Data listing:
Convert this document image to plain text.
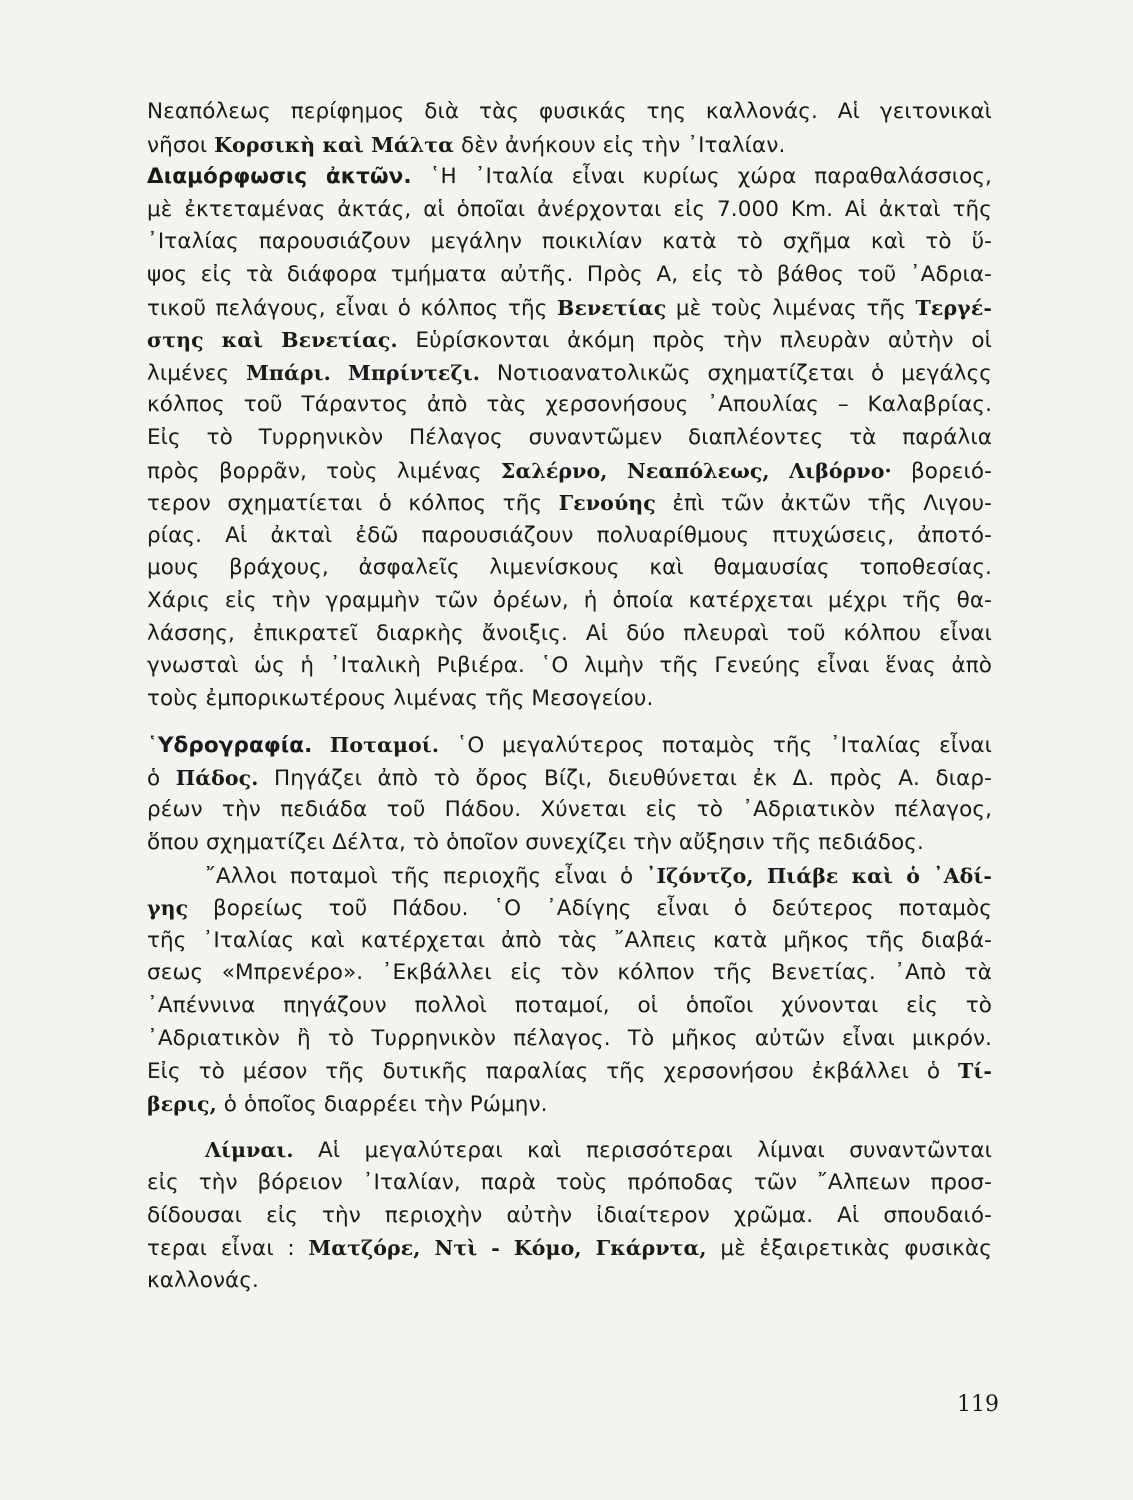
Νεαπόλεως περίφημος διὰ τὰς φυσικάς της καλλονάς. Αἱ γειτονικαὶ
νῆσοι Κορσικὴ καὶ Μάλτα δὲν ἀνήκουν εἰς τὴν ᾿Ιταλίαν.
Διαμόρφωσις ἀκτῶν. ῾Η ᾿Ιταλία εἶναι κυρίως χώρα παραθαλάσσιος,
μὲ ἐκτεταμένας ἀκτάς, αἱ ὁποῖαι ἀνέρχονται εἰς 7.000 Km. Αἱ ἀκταὶ τῆς
᾿Ιταλίας παρουσιάζουν μεγάλην ποικιλίαν κατὰ τὸ σχῆμα καὶ τὸ ὕ-
ψος εἰς τὰ διάφορα τμήματα αὐτῆς. Πρὸς Α, εἰς τὸ βάθος τοῦ ᾿Αδρια-
τικοῦ πελάγους, εἶναι ὁ κόλπος τῆς Βενετίας μὲ τοὺς λιμένας τῆς Τεργέ-
στης καὶ Βενετίας. Εὑρίσκονται ἀκόμη πρὸς τὴν πλευρὰν αὐτὴν οἱ
λιμένες Μπάρι. Μπρίντεζι. Νοτιοανατολικῶς σχηματίζεται ὁ μεγάλςς
κόλπος τοῦ Τάραντος ἀπὸ τὰς χερσονήσους ᾿Απουλίας – Καλαβρίας.
Εἰς τὸ Τυρρηνικὸν Πέλαγος συναντῶμεν διαπλέοντες τὰ παράλια
πρὸς βορρᾶν, τοὺς λιμένας Σαλέρνο, Νεαπόλεως, Λιβόρνο· βορειό-
τερον σχηματίεται ὁ κόλπος τῆς Γενούης ἐπὶ τῶν ἀκτῶν τῆς Λιγου-
ρίας. Αἱ ἀκταὶ ἐδῶ παρουσιάζουν πολυαρίθμους πτυχώσεις, ἀποτό-
μους βράχους, ἀσφαλεῖς λιμενίσκους καὶ θαμαυσίας τοποθεσίας.
Χάρις εἰς τὴν γραμμὴν τῶν ὀρέων, ἡ ὁποία κατέρχεται μέχρι τῆς θα-
λάσσης, ἐπικρατεῖ διαρκὴς ἄνοιξις. Αἱ δύο πλευραὶ τοῦ κόλπου εἶναι
γνωσταὶ ὡς ἡ ᾿Ιταλικὴ Ριβιέρα. ῾Ο λιμὴν τῆς Γενεύης εἶναι ἕνας ἀπὸ
τοὺς ἐμπορικωτέρους λιμένας τῆς Μεσογείου.
῾Υδρογραφία. Ποταμοί. ῾Ο μεγαλύτερος ποταμὸς τῆς ᾿Ιταλίας εἶναι
ὁ Πάδος. Πηγάζει ἀπὸ τὸ ὄρος Βίζι, διευθύνεται ἐκ Δ. πρὸς Α. διαρ-
ρέων τὴν πεδιάδα τοῦ Πάδου. Χύνεται εἰς τὸ ᾿Αδριατικὸν πέλαγος,
ὅπου σχηματίζει Δέλτα, τὸ ὁποῖον συνεχίζει τὴν αὔξησιν τῆς πεδιάδος.
῎Αλλοι ποταμοὶ τῆς περιοχῆς εἶναι ὁ ᾿Ιζόντζο, Πιάβε καὶ ὁ ᾿Αδί-
γης βορείως τοῦ Πάδου. ῾Ο ᾿Αδίγης εἶναι ὁ δεύτερος ποταμὸς
τῆς ᾿Ιταλίας καὶ κατέρχεται ἀπὸ τὰς ῎Αλπεις κατὰ μῆκος τῆς διαβά-
σεως «Μπρενέρο». ᾿Εκβάλλει εἰς τὸν κόλπον τῆς Βενετίας. ᾿Απὸ τὰ
᾿Απέννινα πηγάζουν πολλοὶ ποταμοί, οἱ ὁποῖοι χύνονται εἰς τὸ
᾿Αδριατικὸν ἢ τὸ Τυρρηνικὸν πέλαγος. Τὸ μῆκος αὐτῶν εἶναι μικρόν.
Εἰς τὸ μέσον τῆς δυτικῆς παραλίας τῆς χερσονήσου ἐκβάλλει ὁ Τί-
βερις, ὁ ὁποῖος διαρρέει τὴν Ρώμην.
Λίμναι. Αἱ μεγαλύτεραι καὶ περισσότεραι λίμναι συναντῶνται
εἰς τὴν βόρειον ᾿Ιταλίαν, παρὰ τοὺς πρόποδας τῶν ῎Αλπεων προσ-
δίδουσαι εἰς τὴν περιοχὴν αὐτὴν ἰδιαίτερον χρῶμα. Αἱ σπουδαιό-
τεραι εἶναι : Ματζόρε, Ντὶ - Κόμο, Γκάρντα, μὲ ἐξαιρετικὰς φυσικὰς
καλλονάς.
119
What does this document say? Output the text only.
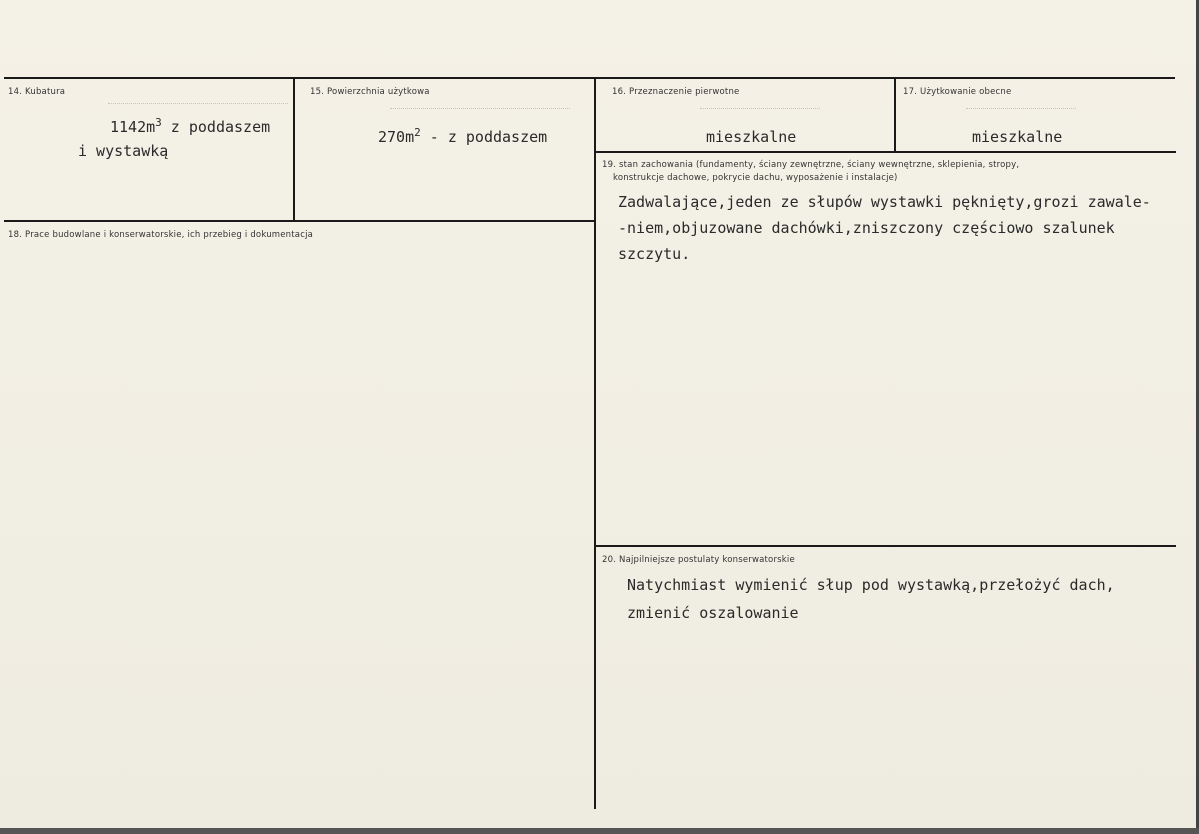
14. Kubatura
$1142m^3$ z poddaszem
i wystawką
15. Powierzchnia użytkowa
$270m^2$ - z poddaszem
16. Przeznaczenie pierwotne
mieszkalne
17. Użytkowanie obecne
mieszkalne
18. Prace budowlane i konserwatorskie, ich przebieg i dokumentacja
19. stan zachowania (fundamenty, ściany zewnętrzne, ściany wewnętrzne, sklepienia, stropy,
konstrukcje dachowe, pokrycie dachu, wyposażenie i instalacje)
Zadwalające,jeden ze słupów wystawki pęknięty,grozi zawale-
-niem,objuzowane dachówki,zniszczony częściowo szalunek
szczytu.
20. Najpilniejsze postulaty konserwatorskie
Natychmiast wymienić słup pod wystawką,przełożyć dach,
zmienić oszalowanie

## What is asked
Look through the entries above for the word "document". Copy every line where it shows up.

## Answer for the task
Convert this document image to plain text.
What does this document say? Output the text only.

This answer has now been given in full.